**WORK INSTRUCTIONS**. In the following material, identify every line holding the string "FTES" and return it.

**TASK INPUT**.
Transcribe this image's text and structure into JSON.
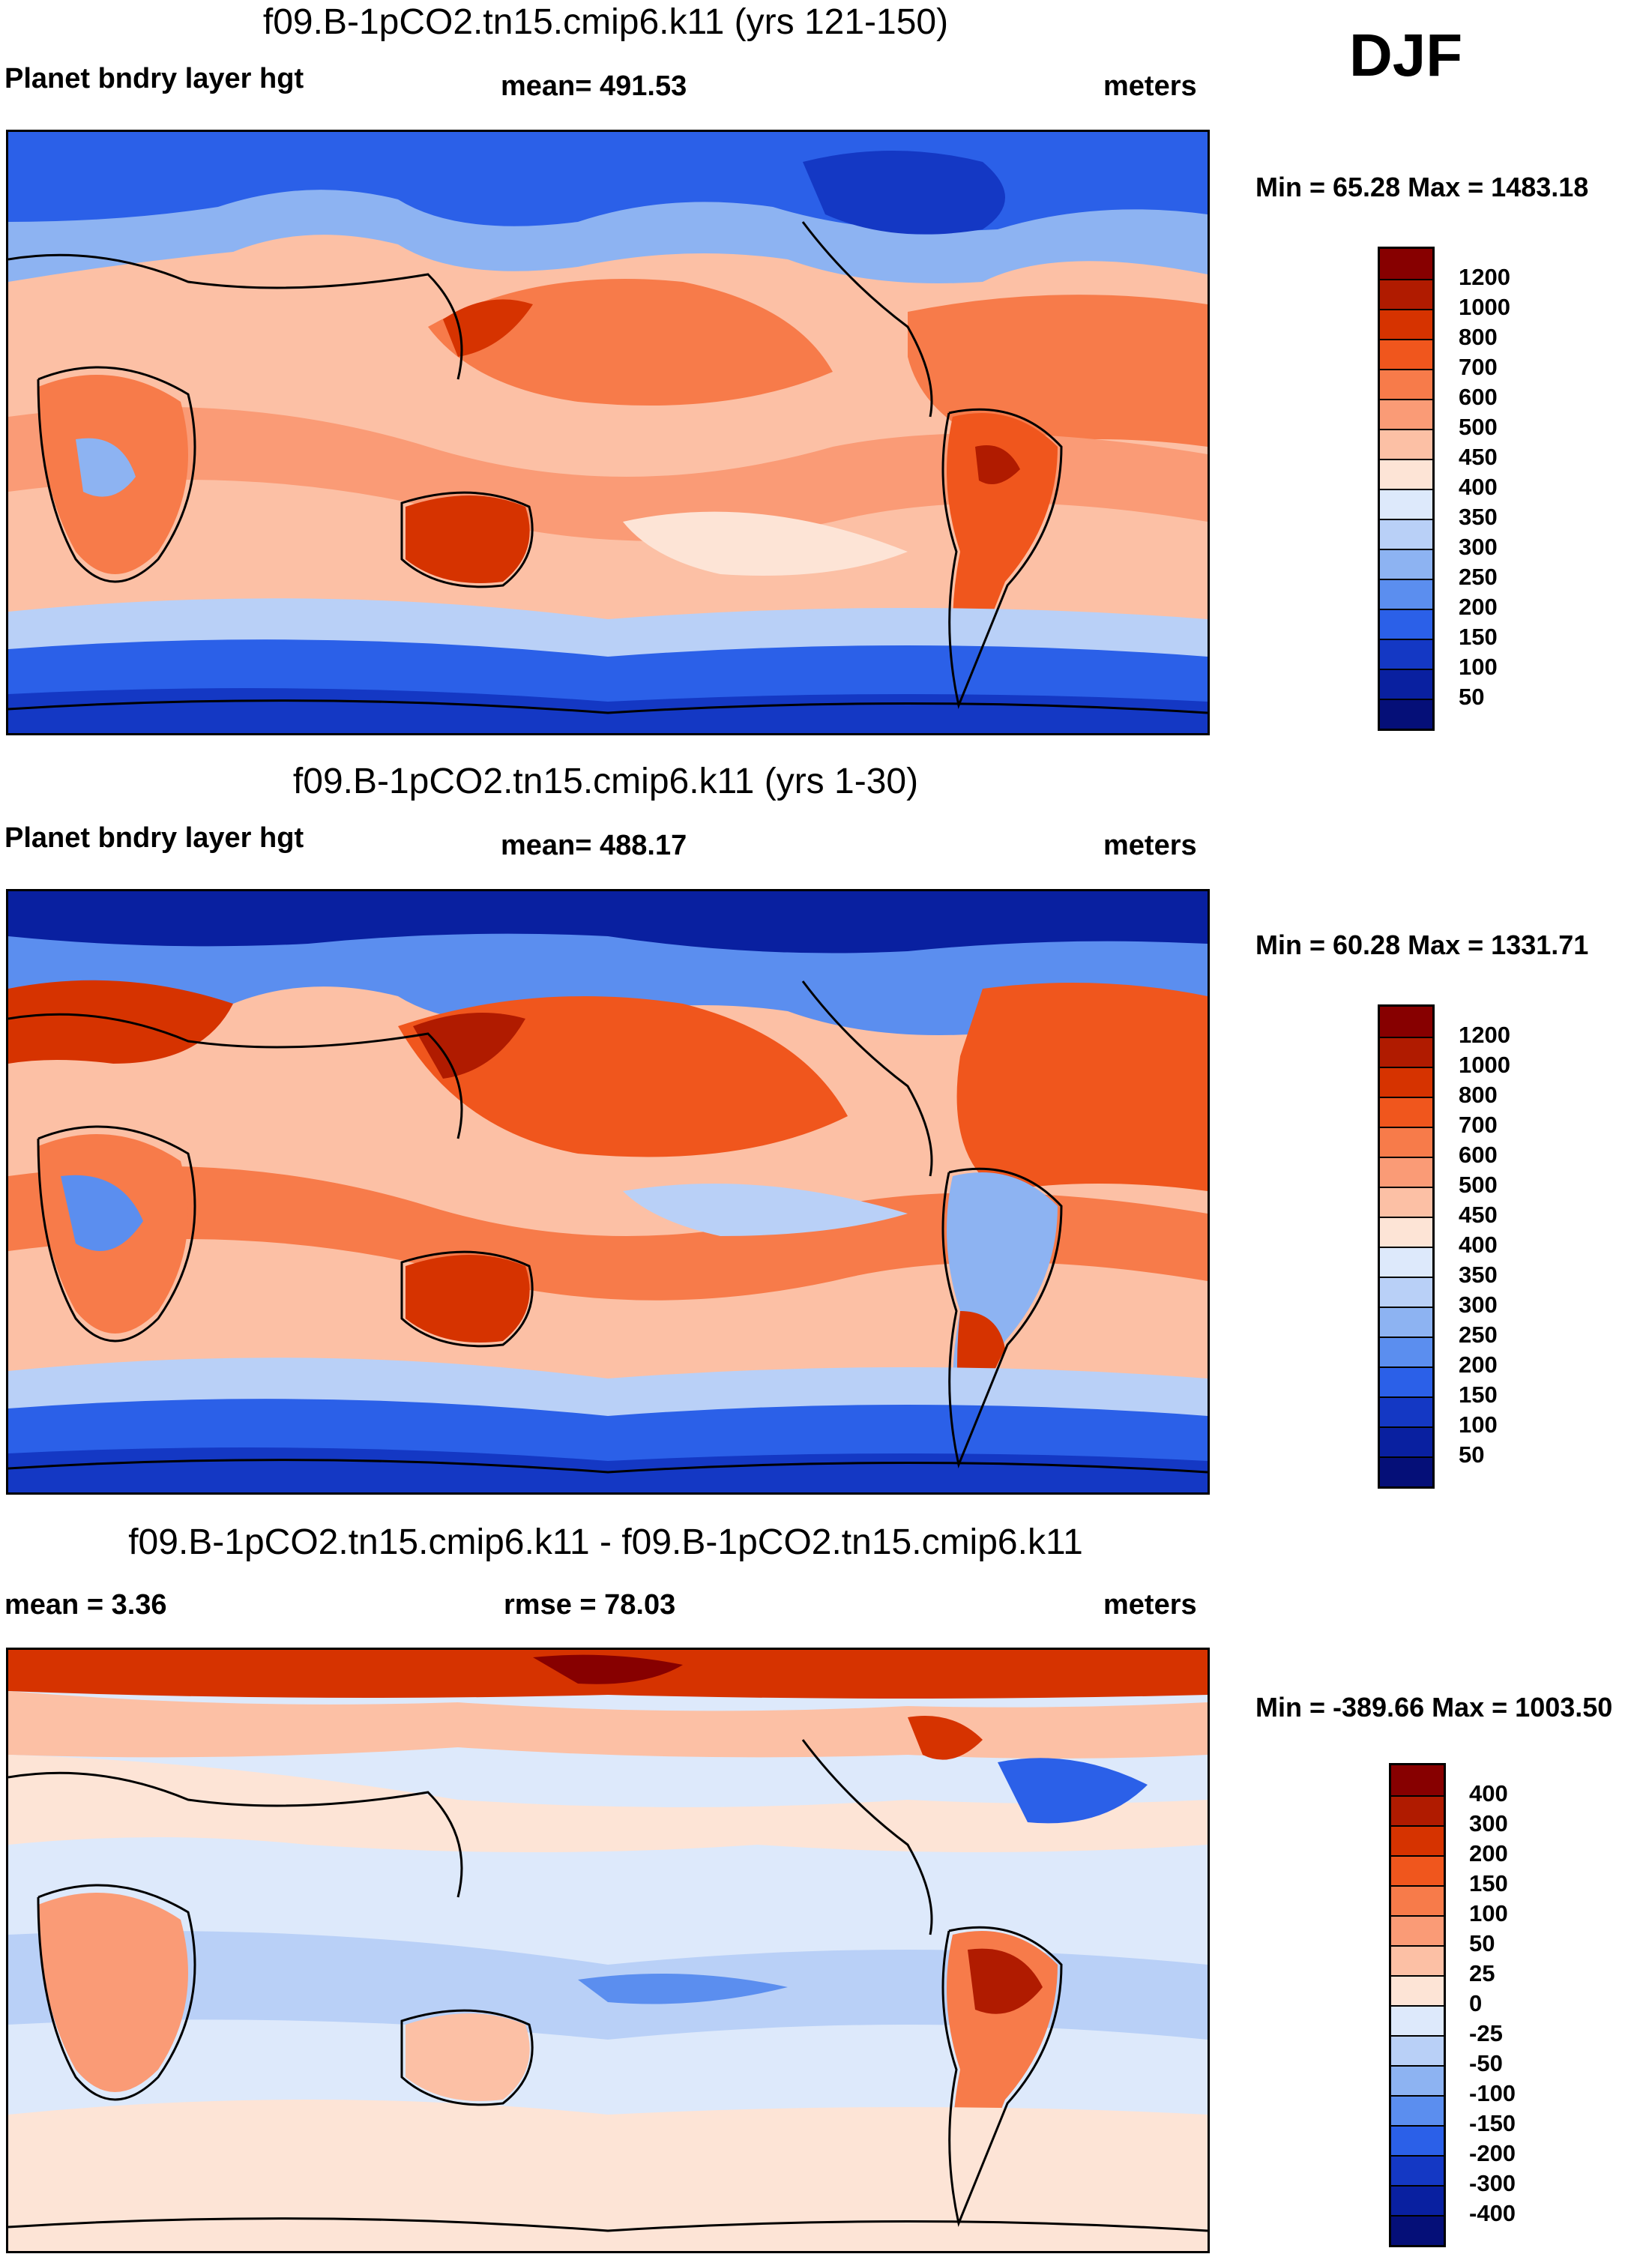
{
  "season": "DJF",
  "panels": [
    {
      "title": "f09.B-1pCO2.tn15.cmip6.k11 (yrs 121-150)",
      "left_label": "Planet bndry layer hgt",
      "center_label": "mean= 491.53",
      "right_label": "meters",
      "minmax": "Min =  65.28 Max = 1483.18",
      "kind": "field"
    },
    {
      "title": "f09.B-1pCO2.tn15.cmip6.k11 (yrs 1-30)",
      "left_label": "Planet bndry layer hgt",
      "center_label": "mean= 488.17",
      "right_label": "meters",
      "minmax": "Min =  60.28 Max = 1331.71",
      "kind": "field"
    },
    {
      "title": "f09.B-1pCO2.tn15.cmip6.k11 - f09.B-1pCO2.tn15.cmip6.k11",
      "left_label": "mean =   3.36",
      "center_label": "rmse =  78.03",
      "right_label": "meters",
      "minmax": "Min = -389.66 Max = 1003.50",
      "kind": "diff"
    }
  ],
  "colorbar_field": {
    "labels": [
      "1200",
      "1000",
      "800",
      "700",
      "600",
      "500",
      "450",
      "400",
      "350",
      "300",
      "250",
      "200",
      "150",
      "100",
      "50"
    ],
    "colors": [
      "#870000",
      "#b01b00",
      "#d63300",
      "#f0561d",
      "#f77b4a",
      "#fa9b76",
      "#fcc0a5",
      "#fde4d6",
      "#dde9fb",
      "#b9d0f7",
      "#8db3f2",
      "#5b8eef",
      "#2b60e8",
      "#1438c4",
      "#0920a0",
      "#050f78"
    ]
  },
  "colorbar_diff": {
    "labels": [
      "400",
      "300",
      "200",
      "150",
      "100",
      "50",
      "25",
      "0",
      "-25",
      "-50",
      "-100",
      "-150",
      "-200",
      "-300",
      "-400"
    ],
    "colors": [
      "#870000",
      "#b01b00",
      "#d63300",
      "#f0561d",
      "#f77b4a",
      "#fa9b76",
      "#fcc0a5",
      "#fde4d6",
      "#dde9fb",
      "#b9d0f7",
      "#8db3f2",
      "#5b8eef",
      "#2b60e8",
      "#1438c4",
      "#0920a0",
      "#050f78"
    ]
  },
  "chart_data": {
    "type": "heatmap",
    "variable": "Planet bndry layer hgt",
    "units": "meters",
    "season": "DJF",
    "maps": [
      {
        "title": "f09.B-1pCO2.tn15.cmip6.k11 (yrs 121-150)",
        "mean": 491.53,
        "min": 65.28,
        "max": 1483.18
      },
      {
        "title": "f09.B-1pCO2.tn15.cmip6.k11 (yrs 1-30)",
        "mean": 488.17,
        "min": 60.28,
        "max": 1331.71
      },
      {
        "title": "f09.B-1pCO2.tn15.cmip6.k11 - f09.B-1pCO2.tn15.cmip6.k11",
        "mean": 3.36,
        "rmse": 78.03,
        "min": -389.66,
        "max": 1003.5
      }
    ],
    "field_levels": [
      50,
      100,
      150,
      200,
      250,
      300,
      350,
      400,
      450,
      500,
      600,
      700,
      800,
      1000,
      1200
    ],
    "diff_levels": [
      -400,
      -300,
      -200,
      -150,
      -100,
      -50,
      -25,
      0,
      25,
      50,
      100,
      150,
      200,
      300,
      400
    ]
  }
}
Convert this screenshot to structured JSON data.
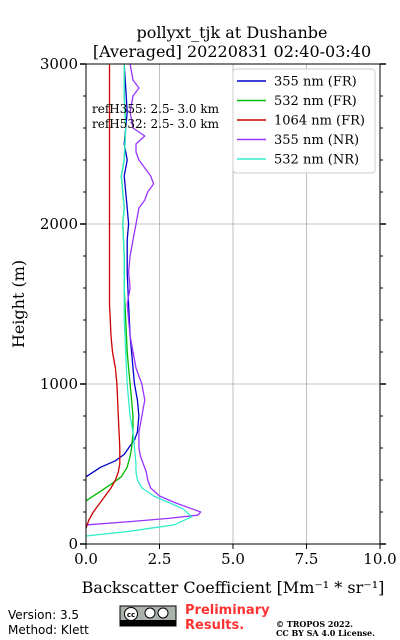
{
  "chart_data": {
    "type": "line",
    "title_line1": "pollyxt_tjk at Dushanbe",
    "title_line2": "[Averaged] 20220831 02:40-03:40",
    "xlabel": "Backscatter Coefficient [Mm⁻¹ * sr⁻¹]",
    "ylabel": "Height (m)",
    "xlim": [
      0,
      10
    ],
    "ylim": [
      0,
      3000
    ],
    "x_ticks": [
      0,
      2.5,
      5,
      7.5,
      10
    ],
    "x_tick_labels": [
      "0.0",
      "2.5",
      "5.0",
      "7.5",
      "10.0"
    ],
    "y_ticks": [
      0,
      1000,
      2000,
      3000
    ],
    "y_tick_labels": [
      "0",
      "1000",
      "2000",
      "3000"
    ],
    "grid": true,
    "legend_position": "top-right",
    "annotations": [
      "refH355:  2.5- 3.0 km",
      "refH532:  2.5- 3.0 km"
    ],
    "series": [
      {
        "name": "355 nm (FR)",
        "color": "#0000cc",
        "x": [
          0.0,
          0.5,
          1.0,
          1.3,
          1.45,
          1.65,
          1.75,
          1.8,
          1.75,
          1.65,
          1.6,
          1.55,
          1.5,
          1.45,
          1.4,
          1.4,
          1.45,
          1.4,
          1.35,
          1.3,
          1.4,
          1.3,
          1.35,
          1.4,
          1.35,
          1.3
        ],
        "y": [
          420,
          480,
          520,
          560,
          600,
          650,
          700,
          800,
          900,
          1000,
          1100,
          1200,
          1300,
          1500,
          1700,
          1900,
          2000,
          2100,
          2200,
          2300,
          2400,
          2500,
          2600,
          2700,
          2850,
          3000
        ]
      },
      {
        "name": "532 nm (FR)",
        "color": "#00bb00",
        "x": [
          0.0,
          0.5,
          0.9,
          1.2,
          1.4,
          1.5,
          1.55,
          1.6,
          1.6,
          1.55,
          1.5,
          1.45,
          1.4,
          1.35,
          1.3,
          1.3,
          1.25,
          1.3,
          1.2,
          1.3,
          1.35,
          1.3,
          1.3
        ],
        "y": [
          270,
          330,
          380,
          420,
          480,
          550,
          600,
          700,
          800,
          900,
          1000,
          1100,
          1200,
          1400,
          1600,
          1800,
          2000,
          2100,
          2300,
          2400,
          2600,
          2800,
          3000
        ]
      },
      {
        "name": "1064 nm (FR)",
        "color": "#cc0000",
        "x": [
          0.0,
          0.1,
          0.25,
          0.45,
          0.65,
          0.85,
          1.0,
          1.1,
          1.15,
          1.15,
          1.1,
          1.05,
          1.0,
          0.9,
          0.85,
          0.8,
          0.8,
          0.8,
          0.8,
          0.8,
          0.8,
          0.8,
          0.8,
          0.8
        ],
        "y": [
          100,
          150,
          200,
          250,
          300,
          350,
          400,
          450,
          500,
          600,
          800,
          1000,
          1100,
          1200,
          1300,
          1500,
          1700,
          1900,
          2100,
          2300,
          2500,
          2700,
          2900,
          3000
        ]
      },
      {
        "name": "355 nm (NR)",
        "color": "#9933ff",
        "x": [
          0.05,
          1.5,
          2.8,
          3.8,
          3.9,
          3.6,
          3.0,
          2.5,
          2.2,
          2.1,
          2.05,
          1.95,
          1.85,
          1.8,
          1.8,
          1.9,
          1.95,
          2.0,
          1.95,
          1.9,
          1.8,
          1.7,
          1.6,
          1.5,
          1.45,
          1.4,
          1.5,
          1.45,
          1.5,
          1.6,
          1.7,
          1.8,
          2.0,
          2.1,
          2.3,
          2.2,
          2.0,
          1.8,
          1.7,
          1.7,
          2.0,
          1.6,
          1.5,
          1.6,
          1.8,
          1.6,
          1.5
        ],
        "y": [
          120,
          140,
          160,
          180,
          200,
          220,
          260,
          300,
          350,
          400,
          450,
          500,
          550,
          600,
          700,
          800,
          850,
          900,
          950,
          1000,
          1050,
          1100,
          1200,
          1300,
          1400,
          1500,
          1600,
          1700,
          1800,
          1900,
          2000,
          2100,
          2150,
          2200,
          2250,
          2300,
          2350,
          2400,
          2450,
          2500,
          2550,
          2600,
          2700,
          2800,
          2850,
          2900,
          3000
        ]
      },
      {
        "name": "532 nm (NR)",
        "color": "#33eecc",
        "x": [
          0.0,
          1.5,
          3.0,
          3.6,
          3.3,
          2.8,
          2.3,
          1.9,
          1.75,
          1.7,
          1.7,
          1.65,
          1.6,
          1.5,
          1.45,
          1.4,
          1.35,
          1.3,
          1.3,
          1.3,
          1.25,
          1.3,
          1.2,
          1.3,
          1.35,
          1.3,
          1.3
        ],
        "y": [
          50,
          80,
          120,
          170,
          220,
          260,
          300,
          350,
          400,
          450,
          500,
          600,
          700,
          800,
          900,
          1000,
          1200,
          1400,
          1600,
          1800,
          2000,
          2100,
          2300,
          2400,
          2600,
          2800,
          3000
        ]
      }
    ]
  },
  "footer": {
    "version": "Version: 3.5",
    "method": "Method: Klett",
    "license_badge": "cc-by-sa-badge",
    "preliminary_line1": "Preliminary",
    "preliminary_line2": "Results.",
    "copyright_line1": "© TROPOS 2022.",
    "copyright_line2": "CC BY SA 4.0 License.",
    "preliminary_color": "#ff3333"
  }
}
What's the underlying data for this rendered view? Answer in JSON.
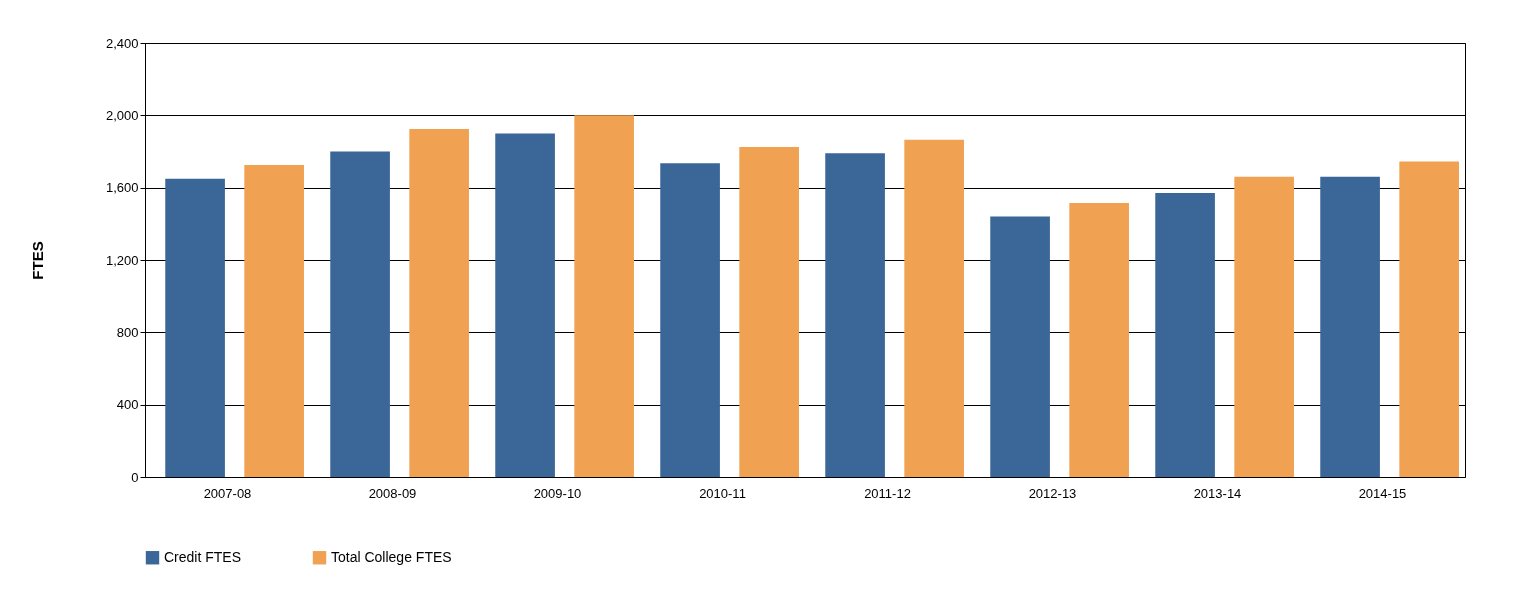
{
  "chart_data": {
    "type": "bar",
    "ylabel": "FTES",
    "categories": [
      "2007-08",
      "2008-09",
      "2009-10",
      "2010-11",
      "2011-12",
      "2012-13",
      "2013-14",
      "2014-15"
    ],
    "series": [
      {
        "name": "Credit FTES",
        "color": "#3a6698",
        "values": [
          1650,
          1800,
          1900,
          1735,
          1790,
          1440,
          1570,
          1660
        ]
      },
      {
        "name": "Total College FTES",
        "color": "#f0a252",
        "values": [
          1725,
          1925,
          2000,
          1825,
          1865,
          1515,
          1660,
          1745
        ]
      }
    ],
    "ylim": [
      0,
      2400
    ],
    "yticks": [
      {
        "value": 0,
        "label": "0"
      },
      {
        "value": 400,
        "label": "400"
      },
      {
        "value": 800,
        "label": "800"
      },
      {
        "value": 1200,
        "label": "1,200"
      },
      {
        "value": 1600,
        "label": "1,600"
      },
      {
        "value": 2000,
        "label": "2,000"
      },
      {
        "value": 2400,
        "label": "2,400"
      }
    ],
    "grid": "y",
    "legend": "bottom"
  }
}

**OUTPUT FOR THIS EXERCISE**.
    "ylabel": "FTES",
        "name": "Credit FTES",
        "name": "Total College FTES",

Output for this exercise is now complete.